Given instruction: Copy the rows below exactly, beginning with the line that contains "731, 793, 766]" and continuing through the line that contains "929, 157, 988]", with both of those lines included.

Records supplied:
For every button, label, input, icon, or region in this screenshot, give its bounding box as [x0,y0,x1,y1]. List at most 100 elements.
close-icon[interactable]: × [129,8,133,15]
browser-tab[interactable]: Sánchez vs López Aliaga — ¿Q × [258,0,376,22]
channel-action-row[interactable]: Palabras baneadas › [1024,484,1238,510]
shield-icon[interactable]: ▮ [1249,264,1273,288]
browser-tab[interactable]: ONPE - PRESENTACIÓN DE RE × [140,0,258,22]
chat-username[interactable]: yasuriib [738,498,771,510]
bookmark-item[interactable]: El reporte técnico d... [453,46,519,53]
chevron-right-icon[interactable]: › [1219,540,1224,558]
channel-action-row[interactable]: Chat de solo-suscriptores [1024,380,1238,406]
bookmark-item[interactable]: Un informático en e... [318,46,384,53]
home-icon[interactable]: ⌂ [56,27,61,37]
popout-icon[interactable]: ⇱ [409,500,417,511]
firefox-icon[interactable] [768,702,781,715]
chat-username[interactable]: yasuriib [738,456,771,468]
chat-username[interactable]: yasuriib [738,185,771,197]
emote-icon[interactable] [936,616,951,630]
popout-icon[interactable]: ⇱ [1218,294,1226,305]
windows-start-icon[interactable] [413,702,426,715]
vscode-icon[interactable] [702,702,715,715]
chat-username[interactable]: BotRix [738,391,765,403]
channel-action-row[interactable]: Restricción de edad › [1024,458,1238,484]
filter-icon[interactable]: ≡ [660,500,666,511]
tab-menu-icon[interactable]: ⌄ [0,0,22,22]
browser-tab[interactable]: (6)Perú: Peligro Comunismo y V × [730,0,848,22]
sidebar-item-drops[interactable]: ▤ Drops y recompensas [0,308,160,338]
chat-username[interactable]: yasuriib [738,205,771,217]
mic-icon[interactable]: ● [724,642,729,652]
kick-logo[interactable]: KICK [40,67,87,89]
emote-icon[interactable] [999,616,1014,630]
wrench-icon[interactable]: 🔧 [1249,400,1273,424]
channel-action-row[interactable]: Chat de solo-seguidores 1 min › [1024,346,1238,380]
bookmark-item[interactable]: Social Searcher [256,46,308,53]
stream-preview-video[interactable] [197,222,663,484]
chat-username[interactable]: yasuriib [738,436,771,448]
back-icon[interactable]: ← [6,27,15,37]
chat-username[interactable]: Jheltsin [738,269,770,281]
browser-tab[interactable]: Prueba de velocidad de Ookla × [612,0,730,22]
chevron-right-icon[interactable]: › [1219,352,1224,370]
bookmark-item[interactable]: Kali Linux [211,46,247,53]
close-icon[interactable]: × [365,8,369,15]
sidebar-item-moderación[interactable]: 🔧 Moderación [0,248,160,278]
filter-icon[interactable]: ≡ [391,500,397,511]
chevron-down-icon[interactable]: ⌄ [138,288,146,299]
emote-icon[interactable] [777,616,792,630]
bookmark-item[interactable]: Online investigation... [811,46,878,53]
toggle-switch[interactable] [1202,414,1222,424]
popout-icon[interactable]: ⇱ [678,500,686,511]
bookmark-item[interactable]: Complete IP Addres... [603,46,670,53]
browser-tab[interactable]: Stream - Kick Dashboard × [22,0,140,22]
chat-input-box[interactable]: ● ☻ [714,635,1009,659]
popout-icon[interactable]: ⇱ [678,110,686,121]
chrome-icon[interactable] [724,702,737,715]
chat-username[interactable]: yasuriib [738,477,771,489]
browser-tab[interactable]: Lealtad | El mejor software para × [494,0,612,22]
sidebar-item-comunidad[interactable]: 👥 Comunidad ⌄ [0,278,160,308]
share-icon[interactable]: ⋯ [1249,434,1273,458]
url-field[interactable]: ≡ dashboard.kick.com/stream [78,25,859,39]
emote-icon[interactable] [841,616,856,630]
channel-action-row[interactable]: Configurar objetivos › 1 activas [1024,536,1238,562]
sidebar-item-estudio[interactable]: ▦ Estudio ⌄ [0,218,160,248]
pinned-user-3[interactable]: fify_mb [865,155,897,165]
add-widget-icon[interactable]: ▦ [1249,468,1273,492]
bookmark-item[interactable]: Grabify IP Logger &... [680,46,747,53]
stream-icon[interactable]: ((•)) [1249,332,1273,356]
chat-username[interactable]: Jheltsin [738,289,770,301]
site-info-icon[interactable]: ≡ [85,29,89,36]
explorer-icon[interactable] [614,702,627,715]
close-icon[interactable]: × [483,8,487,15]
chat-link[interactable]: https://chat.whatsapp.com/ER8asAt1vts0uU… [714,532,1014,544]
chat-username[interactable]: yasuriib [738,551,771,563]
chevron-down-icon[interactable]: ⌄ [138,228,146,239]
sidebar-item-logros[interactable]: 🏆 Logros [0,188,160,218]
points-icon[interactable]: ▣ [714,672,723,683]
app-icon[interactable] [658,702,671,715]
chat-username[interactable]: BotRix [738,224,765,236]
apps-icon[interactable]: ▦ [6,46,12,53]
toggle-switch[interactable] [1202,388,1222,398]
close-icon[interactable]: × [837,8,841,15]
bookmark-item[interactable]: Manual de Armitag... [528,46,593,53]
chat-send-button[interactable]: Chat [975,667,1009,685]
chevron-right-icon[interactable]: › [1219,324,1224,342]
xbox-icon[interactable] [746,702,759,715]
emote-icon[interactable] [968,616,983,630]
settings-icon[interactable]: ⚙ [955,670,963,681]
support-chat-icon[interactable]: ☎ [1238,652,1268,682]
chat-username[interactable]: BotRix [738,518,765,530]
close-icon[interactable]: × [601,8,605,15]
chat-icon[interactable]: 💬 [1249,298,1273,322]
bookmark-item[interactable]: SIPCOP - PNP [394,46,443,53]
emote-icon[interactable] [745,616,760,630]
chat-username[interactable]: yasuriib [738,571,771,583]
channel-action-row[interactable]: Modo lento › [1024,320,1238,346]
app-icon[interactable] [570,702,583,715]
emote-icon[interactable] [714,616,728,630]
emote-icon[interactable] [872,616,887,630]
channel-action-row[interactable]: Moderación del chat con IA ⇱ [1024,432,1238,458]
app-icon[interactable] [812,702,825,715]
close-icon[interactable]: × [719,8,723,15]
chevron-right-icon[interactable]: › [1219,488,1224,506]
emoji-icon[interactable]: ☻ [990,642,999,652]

...

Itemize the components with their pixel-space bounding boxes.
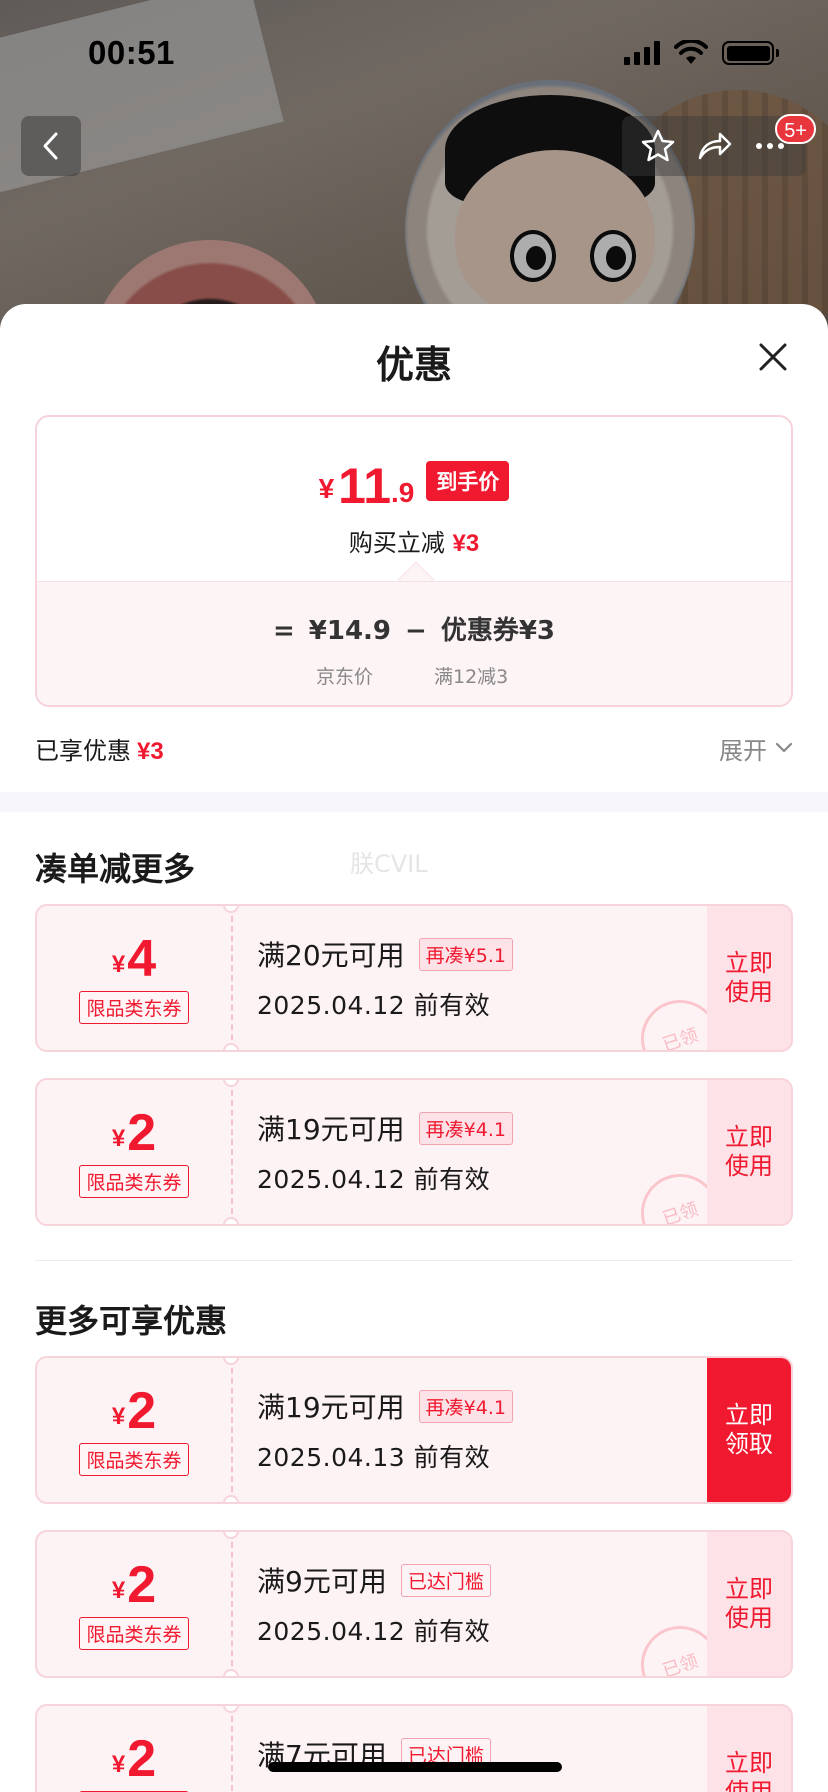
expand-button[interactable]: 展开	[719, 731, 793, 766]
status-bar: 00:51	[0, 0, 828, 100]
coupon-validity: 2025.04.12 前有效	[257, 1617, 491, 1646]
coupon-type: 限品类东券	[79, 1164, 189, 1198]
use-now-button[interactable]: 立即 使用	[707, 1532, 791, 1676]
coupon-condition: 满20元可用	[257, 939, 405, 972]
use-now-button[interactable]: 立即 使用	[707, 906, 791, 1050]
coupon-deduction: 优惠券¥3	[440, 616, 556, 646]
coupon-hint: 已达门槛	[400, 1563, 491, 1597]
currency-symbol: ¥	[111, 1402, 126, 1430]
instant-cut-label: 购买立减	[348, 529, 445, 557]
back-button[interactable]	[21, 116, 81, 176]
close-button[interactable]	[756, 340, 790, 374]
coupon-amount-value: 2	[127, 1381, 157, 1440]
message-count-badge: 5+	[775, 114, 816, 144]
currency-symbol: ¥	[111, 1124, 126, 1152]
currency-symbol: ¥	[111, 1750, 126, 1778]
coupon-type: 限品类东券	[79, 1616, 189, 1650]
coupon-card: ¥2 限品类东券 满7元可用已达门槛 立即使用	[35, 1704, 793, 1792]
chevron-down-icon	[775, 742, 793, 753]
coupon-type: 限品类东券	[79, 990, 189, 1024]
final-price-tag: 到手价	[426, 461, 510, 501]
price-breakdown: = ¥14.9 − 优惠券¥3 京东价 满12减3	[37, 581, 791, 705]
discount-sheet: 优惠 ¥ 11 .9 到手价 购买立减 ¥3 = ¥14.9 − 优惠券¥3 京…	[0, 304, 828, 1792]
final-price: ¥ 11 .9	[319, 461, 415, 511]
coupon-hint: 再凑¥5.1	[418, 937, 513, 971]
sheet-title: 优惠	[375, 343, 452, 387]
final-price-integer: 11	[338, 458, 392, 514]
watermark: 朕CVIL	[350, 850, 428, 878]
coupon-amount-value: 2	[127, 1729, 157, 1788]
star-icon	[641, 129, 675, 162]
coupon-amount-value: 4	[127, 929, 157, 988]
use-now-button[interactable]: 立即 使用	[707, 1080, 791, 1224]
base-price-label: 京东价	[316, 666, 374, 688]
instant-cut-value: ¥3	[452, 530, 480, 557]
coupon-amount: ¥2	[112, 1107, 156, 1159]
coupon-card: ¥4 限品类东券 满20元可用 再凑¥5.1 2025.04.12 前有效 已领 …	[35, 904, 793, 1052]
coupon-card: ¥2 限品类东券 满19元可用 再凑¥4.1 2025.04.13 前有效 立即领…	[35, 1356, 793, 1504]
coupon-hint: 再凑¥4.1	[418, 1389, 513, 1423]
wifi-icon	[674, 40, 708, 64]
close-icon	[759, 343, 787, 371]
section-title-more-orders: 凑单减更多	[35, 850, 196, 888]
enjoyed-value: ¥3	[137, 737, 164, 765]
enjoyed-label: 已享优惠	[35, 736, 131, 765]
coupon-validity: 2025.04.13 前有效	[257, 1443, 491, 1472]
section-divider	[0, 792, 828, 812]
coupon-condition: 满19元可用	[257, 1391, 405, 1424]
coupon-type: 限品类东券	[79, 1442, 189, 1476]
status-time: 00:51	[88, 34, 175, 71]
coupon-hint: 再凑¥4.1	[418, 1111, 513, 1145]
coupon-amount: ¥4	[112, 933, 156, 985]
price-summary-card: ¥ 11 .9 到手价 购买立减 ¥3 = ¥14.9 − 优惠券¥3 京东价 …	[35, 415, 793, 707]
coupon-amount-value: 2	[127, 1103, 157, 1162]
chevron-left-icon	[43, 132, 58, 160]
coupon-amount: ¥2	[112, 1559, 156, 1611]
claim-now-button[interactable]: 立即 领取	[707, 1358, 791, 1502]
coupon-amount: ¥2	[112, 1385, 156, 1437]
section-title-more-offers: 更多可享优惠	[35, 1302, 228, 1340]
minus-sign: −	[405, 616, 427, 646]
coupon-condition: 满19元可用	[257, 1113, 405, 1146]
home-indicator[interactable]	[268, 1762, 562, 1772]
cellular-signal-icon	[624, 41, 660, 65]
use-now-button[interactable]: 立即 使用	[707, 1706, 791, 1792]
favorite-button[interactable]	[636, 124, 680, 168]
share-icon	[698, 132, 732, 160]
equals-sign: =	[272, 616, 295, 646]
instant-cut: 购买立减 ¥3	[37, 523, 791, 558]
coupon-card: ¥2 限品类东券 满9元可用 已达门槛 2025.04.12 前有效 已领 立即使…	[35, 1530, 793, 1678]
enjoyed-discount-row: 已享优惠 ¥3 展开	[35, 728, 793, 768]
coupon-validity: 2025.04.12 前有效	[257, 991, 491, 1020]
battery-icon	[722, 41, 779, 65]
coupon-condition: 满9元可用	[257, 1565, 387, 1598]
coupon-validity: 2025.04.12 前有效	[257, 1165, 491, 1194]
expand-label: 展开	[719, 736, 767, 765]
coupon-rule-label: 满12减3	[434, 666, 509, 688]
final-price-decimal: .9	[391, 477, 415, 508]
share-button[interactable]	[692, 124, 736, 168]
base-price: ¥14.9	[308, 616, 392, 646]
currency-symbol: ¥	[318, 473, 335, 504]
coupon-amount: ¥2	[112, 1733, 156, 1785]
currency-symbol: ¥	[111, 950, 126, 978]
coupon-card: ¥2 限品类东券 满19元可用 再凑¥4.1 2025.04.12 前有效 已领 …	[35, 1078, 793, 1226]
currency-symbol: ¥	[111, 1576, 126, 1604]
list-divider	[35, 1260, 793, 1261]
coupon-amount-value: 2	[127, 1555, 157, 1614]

...

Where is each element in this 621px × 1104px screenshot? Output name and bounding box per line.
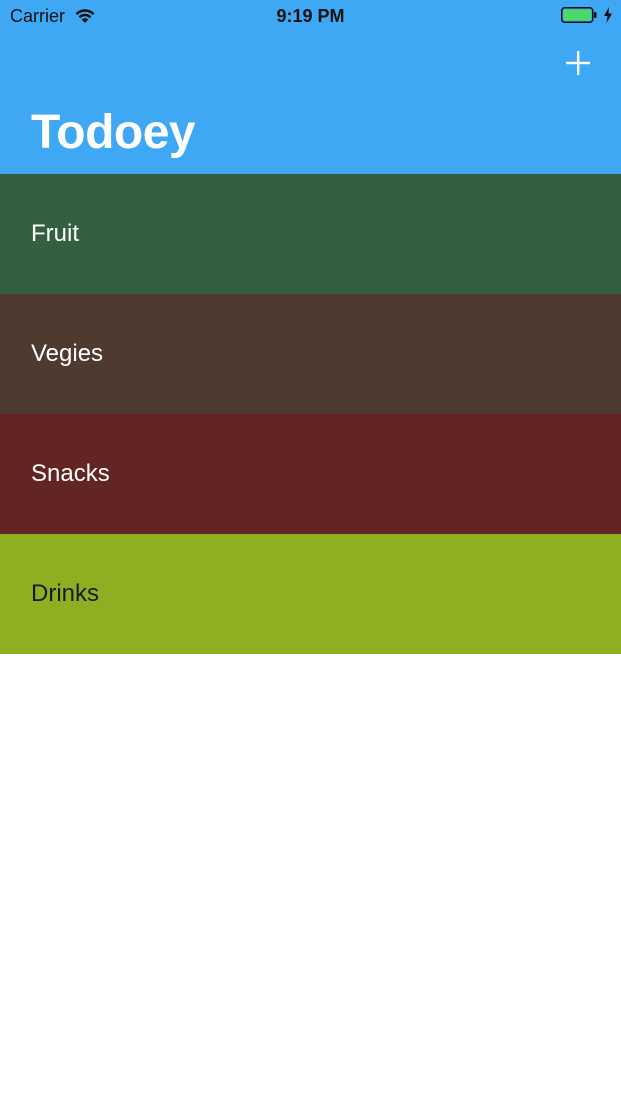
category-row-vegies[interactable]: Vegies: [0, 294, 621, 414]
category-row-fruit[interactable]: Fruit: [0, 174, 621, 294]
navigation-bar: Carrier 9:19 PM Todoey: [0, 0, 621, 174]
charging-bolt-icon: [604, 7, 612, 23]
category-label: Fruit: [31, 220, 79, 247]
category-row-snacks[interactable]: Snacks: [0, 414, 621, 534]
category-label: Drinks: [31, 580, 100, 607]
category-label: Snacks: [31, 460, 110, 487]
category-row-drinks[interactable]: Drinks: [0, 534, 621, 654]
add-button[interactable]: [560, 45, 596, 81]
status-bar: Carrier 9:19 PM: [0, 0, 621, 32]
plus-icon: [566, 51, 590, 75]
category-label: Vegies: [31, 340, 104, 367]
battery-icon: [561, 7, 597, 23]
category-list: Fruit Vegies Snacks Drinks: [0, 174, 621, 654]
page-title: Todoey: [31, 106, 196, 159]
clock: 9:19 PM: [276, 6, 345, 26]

Task response:
expand-button[interactable]: 展开	[719, 731, 793, 766]
status-bar: 00:51	[0, 0, 828, 100]
coupon-validity: 2025.04.12 前有效	[257, 1617, 491, 1646]
coupon-type: 限品类东券	[79, 1164, 189, 1198]
use-now-button[interactable]: 立即 使用	[707, 1532, 791, 1676]
coupon-condition: 满20元可用	[257, 939, 405, 972]
use-now-button[interactable]: 立即 使用	[707, 906, 791, 1050]
coupon-deduction: 优惠券¥3	[440, 616, 556, 646]
coupon-hint: 已达门槛	[400, 1563, 491, 1597]
currency-symbol: ¥	[111, 1402, 126, 1430]
instant-cut-label: 购买立减	[348, 529, 445, 557]
back-button[interactable]	[21, 116, 81, 176]
close-button[interactable]	[756, 340, 790, 374]
coupon-amount-value: 2	[127, 1381, 157, 1440]
message-count-badge: 5+	[775, 114, 816, 144]
currency-symbol: ¥	[111, 1124, 126, 1152]
currency-symbol: ¥	[111, 1750, 126, 1778]
coupon-type: 限品类东券	[79, 1616, 189, 1650]
coupon-card: ¥2 限品类东券 满7元可用已达门槛 立即使用	[35, 1704, 793, 1792]
chevron-down-icon	[775, 742, 793, 753]
coupon-type: 限品类东券	[79, 990, 189, 1024]
final-price-tag: 到手价	[426, 461, 510, 501]
price-breakdown: = ¥14.9 − 优惠券¥3 京东价 满12减3	[37, 581, 791, 705]
discount-sheet: 优惠 ¥ 11 .9 到手价 购买立减 ¥3 = ¥14.9 − 优惠券¥3 京…	[0, 304, 828, 1792]
final-price: ¥ 11 .9	[319, 461, 415, 511]
coupon-hint: 再凑¥5.1	[418, 937, 513, 971]
sheet-title: 优惠	[375, 343, 452, 387]
final-price-integer: 11	[338, 458, 392, 514]
watermark: 朕CVIL	[350, 850, 428, 878]
coupon-amount-value: 2	[127, 1729, 157, 1788]
star-icon	[641, 129, 675, 162]
coupon-amount-value: 4	[127, 929, 157, 988]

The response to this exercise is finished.